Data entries
/---

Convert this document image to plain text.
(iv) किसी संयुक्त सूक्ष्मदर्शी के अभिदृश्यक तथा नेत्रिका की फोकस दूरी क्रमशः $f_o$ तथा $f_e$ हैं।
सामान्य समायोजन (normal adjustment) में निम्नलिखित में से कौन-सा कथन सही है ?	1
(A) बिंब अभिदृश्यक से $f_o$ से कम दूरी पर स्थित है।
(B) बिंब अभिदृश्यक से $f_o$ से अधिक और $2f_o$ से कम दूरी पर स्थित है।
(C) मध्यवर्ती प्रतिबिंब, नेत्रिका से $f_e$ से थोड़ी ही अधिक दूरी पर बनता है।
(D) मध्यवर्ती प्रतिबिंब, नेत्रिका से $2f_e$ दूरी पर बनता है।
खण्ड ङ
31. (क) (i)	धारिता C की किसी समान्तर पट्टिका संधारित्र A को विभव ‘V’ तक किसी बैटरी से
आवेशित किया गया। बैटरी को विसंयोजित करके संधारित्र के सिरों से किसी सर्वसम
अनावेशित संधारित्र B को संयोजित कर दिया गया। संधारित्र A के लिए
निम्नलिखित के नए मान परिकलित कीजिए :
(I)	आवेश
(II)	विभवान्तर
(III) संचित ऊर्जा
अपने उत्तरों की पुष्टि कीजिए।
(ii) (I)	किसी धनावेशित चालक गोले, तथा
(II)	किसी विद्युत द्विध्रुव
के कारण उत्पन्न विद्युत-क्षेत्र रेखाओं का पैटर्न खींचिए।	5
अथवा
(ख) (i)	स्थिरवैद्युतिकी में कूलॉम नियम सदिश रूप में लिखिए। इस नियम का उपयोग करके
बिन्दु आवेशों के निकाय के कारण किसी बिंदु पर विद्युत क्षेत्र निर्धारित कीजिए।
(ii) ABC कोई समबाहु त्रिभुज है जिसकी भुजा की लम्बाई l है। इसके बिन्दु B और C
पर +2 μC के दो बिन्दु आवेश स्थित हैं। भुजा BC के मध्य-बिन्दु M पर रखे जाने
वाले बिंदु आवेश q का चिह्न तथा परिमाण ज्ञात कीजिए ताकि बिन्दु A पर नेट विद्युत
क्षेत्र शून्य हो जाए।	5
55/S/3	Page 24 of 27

\---

WRITTEN TASK: Give the records above again, word for word.

COMPLETED EXERCISE:
Convert this document image to plain text.
(iv) किसी संयुक्त सूक्ष्मदर्शी के अभिदृश्यक तथा नेत्रिका की फोकस दूरी क्रमशः $f_o$ तथा $f_e$ हैं।
सामान्य समायोजन (normal adjustment) में निम्नलिखित में से कौन-सा कथन सही है ?	1
(A) बिंब अभिदृश्यक से $f_o$ से कम दूरी पर स्थित है।
(B) बिंब अभिदृश्यक से $f_o$ से अधिक और $2f_o$ से कम दूरी पर स्थित है।
(C) मध्यवर्ती प्रतिबिंब, नेत्रिका से $f_e$ से थोड़ी ही अधिक दूरी पर बनता है।
(D) मध्यवर्ती प्रतिबिंब, नेत्रिका से $2f_e$ दूरी पर बनता है।
खण्ड ङ
31. (क) (i)	धारिता C की किसी समान्तर पट्टिका संधारित्र A को विभव ‘V’ तक किसी बैटरी से
आवेशित किया गया। बैटरी को विसंयोजित करके संधारित्र के सिरों से किसी सर्वसम
अनावेशित संधारित्र B को संयोजित कर दिया गया। संधारित्र A के लिए
निम्नलिखित के नए मान परिकलित कीजिए :
(I)	आवेश
(II)	विभवान्तर
(III) संचित ऊर्जा
अपने उत्तरों की पुष्टि कीजिए।
(ii) (I)	किसी धनावेशित चालक गोले, तथा
(II)	किसी विद्युत द्विध्रुव
के कारण उत्पन्न विद्युत-क्षेत्र रेखाओं का पैटर्न खींचिए।	5
अथवा
(ख) (i)	स्थिरवैद्युतिकी में कूलॉम नियम सदिश रूप में लिखिए। इस नियम का उपयोग करके
बिन्दु आवेशों के निकाय के कारण किसी बिंदु पर विद्युत क्षेत्र निर्धारित कीजिए।
(ii) ABC कोई समबाहु त्रिभुज है जिसकी भुजा की लम्बाई l है। इसके बिन्दु B और C
पर +2 μC के दो बिन्दु आवेश स्थित हैं। भुजा BC के मध्य-बिन्दु M पर रखे जाने
वाले बिंदु आवेश q का चिह्न तथा परिमाण ज्ञात कीजिए ताकि बिन्दु A पर नेट विद्युत
क्षेत्र शून्य हो जाए।	5
55/S/3	Page 24 of 27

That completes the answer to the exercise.